(Exercise task) Extract each line bearing the word "equity".

(Data for processing)
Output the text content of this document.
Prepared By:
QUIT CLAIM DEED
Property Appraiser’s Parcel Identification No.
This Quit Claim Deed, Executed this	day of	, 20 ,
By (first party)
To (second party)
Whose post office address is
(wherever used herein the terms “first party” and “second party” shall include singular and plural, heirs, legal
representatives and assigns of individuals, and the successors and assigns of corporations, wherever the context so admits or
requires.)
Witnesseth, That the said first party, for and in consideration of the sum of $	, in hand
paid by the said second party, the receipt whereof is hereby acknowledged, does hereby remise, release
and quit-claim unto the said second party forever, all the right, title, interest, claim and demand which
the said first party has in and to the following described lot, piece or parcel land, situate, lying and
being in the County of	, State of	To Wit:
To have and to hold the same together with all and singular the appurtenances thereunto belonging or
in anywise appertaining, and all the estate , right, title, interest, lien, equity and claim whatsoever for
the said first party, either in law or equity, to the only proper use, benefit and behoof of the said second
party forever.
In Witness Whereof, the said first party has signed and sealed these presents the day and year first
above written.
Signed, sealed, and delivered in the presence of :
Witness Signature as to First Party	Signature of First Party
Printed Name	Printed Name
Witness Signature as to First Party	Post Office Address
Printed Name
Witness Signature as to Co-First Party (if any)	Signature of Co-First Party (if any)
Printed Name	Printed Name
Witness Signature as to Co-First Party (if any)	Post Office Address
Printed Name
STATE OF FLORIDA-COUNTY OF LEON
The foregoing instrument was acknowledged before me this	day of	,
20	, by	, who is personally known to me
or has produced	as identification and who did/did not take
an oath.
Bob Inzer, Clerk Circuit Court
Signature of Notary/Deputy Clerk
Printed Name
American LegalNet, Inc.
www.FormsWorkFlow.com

(Written solution)
in anywise appertaining, and all the estate , right, title, interest, lien, equity and claim whatsoever for
the said first party, either in law or equity, to the only proper use, benefit and behoof of the said second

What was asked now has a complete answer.